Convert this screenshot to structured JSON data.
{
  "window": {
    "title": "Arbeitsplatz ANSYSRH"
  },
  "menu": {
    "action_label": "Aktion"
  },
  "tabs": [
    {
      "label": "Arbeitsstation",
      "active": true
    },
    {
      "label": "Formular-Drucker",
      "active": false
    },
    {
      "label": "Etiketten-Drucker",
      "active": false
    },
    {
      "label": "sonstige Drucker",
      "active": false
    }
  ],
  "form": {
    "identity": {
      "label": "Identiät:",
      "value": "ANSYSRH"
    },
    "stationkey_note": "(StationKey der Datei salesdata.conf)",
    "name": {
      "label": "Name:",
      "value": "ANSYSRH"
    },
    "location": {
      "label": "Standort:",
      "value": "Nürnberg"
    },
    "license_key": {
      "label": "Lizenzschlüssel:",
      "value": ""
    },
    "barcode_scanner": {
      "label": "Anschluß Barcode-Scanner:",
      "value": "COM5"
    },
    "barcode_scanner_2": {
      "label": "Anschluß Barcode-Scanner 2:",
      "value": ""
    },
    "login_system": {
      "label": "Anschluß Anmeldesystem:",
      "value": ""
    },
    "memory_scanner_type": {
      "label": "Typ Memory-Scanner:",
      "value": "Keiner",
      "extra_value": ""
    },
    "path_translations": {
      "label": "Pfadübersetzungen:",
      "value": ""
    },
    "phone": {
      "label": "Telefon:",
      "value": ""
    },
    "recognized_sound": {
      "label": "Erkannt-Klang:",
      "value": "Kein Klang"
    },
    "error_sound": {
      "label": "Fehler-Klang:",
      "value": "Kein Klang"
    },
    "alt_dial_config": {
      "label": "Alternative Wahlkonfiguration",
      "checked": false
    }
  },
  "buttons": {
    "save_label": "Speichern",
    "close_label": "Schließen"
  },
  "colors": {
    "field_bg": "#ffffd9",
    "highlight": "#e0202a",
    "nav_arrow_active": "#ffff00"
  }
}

* Given exercise *
Type out the full listing again, exactly as given.

* Correct output *
Convert this screenshot to structured JSON data.
{
  "window": {
    "title": "Arbeitsplatz ANSYSRH"
  },
  "menu": {
    "action_label": "Aktion"
  },
  "tabs": [
    {
      "label": "Arbeitsstation",
      "active": true
    },
    {
      "label": "Formular-Drucker",
      "active": false
    },
    {
      "label": "Etiketten-Drucker",
      "active": false
    },
    {
      "label": "sonstige Drucker",
      "active": false
    }
  ],
  "form": {
    "identity": {
      "label": "Identiät:",
      "value": "ANSYSRH"
    },
    "stationkey_note": "(StationKey der Datei salesdata.conf)",
    "name": {
      "label": "Name:",
      "value": "ANSYSRH"
    },
    "location": {
      "label": "Standort:",
      "value": "Nürnberg"
    },
    "license_key": {
      "label": "Lizenzschlüssel:",
      "value": ""
    },
    "barcode_scanner": {
      "label": "Anschluß Barcode-Scanner:",
      "value": "COM5"
    },
    "barcode_scanner_2": {
      "label": "Anschluß Barcode-Scanner 2:",
      "value": ""
    },
    "login_system": {
      "label": "Anschluß Anmeldesystem:",
      "value": ""
    },
    "memory_scanner_type": {
      "label": "Typ Memory-Scanner:",
      "value": "Keiner",
      "extra_value": ""
    },
    "path_translations": {
      "label": "Pfadübersetzungen:",
      "value": ""
    },
    "phone": {
      "label": "Telefon:",
      "value": ""
    },
    "recognized_sound": {
      "label": "Erkannt-Klang:",
      "value": "Kein Klang"
    },
    "error_sound": {
      "label": "Fehler-Klang:",
      "value": "Kein Klang"
    },
    "alt_dial_config": {
      "label": "Alternative Wahlkonfiguration",
      "checked": false
    }
  },
  "buttons": {
    "save_label": "Speichern",
    "close_label": "Schließen"
  },
  "colors": {
    "field_bg": "#ffffd9",
    "highlight": "#e0202a",
    "nav_arrow_active": "#ffff00"
  }
}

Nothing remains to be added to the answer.